READING TEXT:
........

Comedy magic legend Tommy Cooper has been brought back to life by actor Clive Mantle, who tells Viv Hardwick why he’s been waiting ten years for his chance at the role.

NINE years ago actor Clive Mantle travelled to Scarborough full of confidence about his Tommy Cooper impersonation which he’d carefully prepared for an audition in front of the intended director Sir Alan Ayckbourn, but it all fell apart like one of Cooper’s famous “magic tricks”.

As it was, Ayckbourn didn’t take charge of Jus’ Like That, which eventually ran five years ago with Simon Callow as director and actor Jerome Flynn as Cooper, and it’s taken until now for Mantle to finally land the role of his famous comedy hero.

........

PROBLEMS TO SOLVE:
• a. In the article on Clive Mantle playing Tommy Cooper, why did Mantle travel to Scarborough nine years ago? Answer in one to three sentences.
• b. Name every person mentioned in the Clive Mantle article.
• c. Copy the passage of the Clive Mantle article that begins at the words "Comedy magic legend" and ends after the words "at the role.".
The lines that come next aren't needed here.

DATA EXCERPTS:
........

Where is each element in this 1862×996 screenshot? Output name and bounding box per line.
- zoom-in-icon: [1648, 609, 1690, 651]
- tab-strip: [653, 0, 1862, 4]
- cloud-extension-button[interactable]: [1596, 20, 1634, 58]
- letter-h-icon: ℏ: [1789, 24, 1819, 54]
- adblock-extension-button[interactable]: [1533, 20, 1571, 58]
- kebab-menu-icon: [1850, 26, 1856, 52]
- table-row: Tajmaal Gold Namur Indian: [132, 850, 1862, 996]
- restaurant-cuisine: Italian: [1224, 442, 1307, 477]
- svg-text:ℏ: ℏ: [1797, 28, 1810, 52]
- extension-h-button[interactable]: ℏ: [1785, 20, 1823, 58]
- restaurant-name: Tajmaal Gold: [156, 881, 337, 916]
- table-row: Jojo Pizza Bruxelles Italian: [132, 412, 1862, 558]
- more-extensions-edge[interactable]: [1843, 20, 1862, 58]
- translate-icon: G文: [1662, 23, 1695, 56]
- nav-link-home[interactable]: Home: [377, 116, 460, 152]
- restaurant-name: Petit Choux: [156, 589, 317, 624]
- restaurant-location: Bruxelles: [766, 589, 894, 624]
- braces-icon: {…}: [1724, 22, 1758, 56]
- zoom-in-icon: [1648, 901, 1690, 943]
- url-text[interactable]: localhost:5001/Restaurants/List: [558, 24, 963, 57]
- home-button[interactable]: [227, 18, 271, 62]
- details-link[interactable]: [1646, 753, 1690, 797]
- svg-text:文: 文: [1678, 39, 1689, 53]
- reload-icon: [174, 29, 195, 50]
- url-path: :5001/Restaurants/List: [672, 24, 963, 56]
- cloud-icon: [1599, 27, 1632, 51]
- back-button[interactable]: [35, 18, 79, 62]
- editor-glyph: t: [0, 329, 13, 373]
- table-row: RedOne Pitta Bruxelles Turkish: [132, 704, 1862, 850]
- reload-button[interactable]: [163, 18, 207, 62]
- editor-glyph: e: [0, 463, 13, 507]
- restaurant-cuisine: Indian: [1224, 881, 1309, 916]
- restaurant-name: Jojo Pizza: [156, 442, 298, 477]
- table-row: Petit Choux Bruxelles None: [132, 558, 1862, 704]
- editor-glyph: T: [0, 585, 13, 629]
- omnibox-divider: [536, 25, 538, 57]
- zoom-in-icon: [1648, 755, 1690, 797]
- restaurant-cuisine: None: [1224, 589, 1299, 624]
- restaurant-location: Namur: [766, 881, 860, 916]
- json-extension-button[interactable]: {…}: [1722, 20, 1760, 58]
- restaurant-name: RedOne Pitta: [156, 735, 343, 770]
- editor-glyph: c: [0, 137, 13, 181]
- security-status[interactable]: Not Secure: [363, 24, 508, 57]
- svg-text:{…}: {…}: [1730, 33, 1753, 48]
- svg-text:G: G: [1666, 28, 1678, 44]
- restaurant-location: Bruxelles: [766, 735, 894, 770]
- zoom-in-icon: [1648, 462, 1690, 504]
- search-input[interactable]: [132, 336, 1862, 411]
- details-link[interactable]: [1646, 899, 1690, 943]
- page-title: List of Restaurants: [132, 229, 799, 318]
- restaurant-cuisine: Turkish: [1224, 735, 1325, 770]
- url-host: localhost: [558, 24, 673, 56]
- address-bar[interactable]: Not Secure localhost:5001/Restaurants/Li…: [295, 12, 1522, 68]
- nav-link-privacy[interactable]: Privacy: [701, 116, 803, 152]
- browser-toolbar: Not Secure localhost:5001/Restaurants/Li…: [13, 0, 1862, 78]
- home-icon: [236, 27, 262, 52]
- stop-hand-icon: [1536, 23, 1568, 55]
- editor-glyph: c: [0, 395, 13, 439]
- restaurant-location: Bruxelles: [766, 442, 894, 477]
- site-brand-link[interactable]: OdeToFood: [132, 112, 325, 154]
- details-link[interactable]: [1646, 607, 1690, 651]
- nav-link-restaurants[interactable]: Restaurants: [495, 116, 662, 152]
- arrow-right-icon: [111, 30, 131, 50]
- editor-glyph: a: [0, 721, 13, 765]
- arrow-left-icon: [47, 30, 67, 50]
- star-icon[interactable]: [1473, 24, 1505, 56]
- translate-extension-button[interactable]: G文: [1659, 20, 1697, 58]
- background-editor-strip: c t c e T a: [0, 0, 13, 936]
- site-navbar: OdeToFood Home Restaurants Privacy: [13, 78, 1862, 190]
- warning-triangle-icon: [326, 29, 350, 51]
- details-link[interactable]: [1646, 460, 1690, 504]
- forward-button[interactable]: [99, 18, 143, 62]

........

OUTPUTS BY TASK:
• a. Mantle went to Scarborough to audition with his Tommy Cooper impersonation. The audition was in front of Sir Alan Ayckbourn, who was then the intended director.

• b. Tommy Cooper, Clive Mantle, Viv Hardwick, Sir Alan Ayckbourn, Simon Callow, Jerome Flynn

• c.
Comedy magic legend Tommy Cooper has been brought back to life by actor Clive Mantle, who tells Viv Hardwick why he’s been waiting ten years for his chance at the role.